| EXERCISE AIM |
Output all of the records exactly as written.

--- TASK INPUTS ---

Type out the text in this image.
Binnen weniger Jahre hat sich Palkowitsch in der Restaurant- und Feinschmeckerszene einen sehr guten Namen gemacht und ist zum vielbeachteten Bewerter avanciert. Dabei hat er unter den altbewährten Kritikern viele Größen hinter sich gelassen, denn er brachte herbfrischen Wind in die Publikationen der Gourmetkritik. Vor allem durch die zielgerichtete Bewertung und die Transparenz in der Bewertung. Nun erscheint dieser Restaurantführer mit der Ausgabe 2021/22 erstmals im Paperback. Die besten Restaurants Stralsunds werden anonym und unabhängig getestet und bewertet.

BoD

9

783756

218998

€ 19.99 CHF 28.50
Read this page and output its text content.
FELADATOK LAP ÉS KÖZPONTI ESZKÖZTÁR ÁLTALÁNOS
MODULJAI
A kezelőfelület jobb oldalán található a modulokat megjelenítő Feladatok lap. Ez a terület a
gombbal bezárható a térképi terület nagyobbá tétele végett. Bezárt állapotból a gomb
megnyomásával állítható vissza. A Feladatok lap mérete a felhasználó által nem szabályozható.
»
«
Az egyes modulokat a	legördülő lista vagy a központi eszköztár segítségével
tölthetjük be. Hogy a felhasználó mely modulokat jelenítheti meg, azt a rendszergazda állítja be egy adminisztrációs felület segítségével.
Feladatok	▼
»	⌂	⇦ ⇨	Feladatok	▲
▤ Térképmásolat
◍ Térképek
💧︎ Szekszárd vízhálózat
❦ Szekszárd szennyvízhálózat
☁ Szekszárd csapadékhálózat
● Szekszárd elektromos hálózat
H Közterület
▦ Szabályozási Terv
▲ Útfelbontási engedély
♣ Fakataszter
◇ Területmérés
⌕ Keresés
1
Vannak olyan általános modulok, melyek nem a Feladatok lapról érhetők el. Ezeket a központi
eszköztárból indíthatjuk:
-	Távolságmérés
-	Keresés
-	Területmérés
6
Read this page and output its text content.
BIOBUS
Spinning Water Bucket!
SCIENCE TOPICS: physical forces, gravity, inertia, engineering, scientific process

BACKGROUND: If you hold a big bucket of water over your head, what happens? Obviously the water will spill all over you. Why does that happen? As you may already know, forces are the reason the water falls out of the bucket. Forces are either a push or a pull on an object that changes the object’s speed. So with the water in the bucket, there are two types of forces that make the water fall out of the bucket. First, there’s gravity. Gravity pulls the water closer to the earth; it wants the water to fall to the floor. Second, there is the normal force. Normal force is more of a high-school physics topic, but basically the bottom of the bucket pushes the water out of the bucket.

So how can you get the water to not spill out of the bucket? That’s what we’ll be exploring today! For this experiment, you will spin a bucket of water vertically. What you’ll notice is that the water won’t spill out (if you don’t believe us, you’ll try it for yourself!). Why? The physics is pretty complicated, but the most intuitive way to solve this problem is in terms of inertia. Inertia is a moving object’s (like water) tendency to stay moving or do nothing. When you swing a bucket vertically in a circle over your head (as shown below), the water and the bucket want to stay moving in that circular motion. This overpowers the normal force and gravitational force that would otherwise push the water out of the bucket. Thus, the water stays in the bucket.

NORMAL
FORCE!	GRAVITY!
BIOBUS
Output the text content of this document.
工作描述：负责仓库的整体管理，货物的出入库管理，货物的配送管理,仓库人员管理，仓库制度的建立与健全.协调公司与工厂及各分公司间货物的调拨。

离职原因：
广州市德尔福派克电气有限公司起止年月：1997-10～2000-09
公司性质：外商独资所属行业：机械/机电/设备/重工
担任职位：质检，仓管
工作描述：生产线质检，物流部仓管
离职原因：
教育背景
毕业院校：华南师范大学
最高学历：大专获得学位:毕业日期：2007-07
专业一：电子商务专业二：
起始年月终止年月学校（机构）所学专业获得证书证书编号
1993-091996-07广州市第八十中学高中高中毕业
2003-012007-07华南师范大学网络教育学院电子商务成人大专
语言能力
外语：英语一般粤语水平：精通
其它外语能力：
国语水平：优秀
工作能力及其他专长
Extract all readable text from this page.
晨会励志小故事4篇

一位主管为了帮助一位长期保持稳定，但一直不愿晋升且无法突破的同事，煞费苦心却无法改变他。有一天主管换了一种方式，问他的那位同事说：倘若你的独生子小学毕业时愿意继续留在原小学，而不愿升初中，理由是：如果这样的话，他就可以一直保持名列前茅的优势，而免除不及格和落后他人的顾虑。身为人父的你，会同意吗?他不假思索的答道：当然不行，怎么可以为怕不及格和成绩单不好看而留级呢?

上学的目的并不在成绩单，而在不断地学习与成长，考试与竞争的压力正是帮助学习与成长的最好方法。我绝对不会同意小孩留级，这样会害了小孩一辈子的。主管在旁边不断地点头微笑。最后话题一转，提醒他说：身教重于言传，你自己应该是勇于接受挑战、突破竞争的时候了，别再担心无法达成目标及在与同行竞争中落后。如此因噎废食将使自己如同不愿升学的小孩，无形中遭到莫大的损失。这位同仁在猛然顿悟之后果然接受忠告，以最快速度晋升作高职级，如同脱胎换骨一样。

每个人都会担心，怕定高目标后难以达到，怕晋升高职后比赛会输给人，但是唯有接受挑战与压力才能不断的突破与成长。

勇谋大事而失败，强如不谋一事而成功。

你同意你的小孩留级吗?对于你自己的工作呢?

---

| WRITTEN RESPONSE |
Type out the text in this image.
Binnen weniger Jahre hat sich Palkowitsch in der Restaurant- und Feinschmeckerszene einen sehr guten Namen gemacht und ist zum vielbeachteten Bewerter avanciert. Dabei hat er unter den altbewährten Kritikern viele Größen hinter sich gelassen, denn er brachte herbfrischen Wind in die Publikationen der Gourmetkritik. Vor allem durch die zielgerichtete Bewertung und die Transparenz in der Bewertung. Nun erscheint dieser Restaurantführer mit der Ausgabe 2021/22 erstmals im Paperback. Die besten Restaurants Stralsunds werden anonym und unabhängig getestet und bewertet.

BoD

9

783756

218998

€ 19.99 CHF 28.50
Read this page and output its text content.
FELADATOK LAP ÉS KÖZPONTI ESZKÖZTÁR ÁLTALÁNOS
MODULJAI
A kezelőfelület jobb oldalán található a modulokat megjelenítő Feladatok lap. Ez a terület a
gombbal bezárható a térképi terület nagyobbá tétele végett. Bezárt állapotból a gomb
megnyomásával állítható vissza. A Feladatok lap mérete a felhasználó által nem szabályozható.
»
«
Az egyes modulokat a	legördülő lista vagy a központi eszköztár segítségével
tölthetjük be. Hogy a felhasználó mely modulokat jelenítheti meg, azt a rendszergazda állítja be egy adminisztrációs felület segítségével.
Feladatok	▼
»	⌂	⇦ ⇨	Feladatok	▲
▤ Térképmásolat
◍ Térképek
💧︎ Szekszárd vízhálózat
❦ Szekszárd szennyvízhálózat
☁ Szekszárd csapadékhálózat
● Szekszárd elektromos hálózat
H Közterület
▦ Szabályozási Terv
▲ Útfelbontási engedély
♣ Fakataszter
◇ Területmérés
⌕ Keresés
1
Vannak olyan általános modulok, melyek nem a Feladatok lapról érhetők el. Ezeket a központi
eszköztárból indíthatjuk:
-	Távolságmérés
-	Keresés
-	Területmérés
6
Read this page and output its text content.
BIOBUS
Spinning Water Bucket!
SCIENCE TOPICS: physical forces, gravity, inertia, engineering, scientific process

BACKGROUND: If you hold a big bucket of water over your head, what happens? Obviously the water will spill all over you. Why does that happen? As you may already know, forces are the reason the water falls out of the bucket. Forces are either a push or a pull on an object that changes the object’s speed. So with the water in the bucket, there are two types of forces that make the water fall out of the bucket. First, there’s gravity. Gravity pulls the water closer to the earth; it wants the water to fall to the floor. Second, there is the normal force. Normal force is more of a high-school physics topic, but basically the bottom of the bucket pushes the water out of the bucket.

So how can you get the water to not spill out of the bucket? That’s what we’ll be exploring today! For this experiment, you will spin a bucket of water vertically. What you’ll notice is that the water won’t spill out (if you don’t believe us, you’ll try it for yourself!). Why? The physics is pretty complicated, but the most intuitive way to solve this problem is in terms of inertia. Inertia is a moving object’s (like water) tendency to stay moving or do nothing. When you swing a bucket vertically in a circle over your head (as shown below), the water and the bucket want to stay moving in that circular motion. This overpowers the normal force and gravitational force that would otherwise push the water out of the bucket. Thus, the water stays in the bucket.

NORMAL
FORCE!	GRAVITY!
BIOBUS
Output the text content of this document.
工作描述：负责仓库的整体管理，货物的出入库管理，货物的配送管理,仓库人员管理，仓库制度的建立与健全.协调公司与工厂及各分公司间货物的调拨。

离职原因：
广州市德尔福派克电气有限公司起止年月：1997-10～2000-09
公司性质：外商独资所属行业：机械/机电/设备/重工
担任职位：质检，仓管
工作描述：生产线质检，物流部仓管
离职原因：
教育背景
毕业院校：华南师范大学
最高学历：大专获得学位:毕业日期：2007-07
专业一：电子商务专业二：
起始年月终止年月学校（机构）所学专业获得证书证书编号
1993-091996-07广州市第八十中学高中高中毕业
2003-012007-07华南师范大学网络教育学院电子商务成人大专
语言能力
外语：英语一般粤语水平：精通
其它外语能力：
国语水平：优秀
工作能力及其他专长
Extract all readable text from this page.
晨会励志小故事4篇

一位主管为了帮助一位长期保持稳定，但一直不愿晋升且无法突破的同事，煞费苦心却无法改变他。有一天主管换了一种方式，问他的那位同事说：倘若你的独生子小学毕业时愿意继续留在原小学，而不愿升初中，理由是：如果这样的话，他就可以一直保持名列前茅的优势，而免除不及格和落后他人的顾虑。身为人父的你，会同意吗?他不假思索的答道：当然不行，怎么可以为怕不及格和成绩单不好看而留级呢?

上学的目的并不在成绩单，而在不断地学习与成长，考试与竞争的压力正是帮助学习与成长的最好方法。我绝对不会同意小孩留级，这样会害了小孩一辈子的。主管在旁边不断地点头微笑。最后话题一转，提醒他说：身教重于言传，你自己应该是勇于接受挑战、突破竞争的时候了，别再担心无法达成目标及在与同行竞争中落后。如此因噎废食将使自己如同不愿升学的小孩，无形中遭到莫大的损失。这位同仁在猛然顿悟之后果然接受忠告，以最快速度晋升作高职级，如同脱胎换骨一样。

每个人都会担心，怕定高目标后难以达到，怕晋升高职后比赛会输给人，但是唯有接受挑战与压力才能不断的突破与成长。

勇谋大事而失败，强如不谋一事而成功。

你同意你的小孩留级吗?对于你自己的工作呢?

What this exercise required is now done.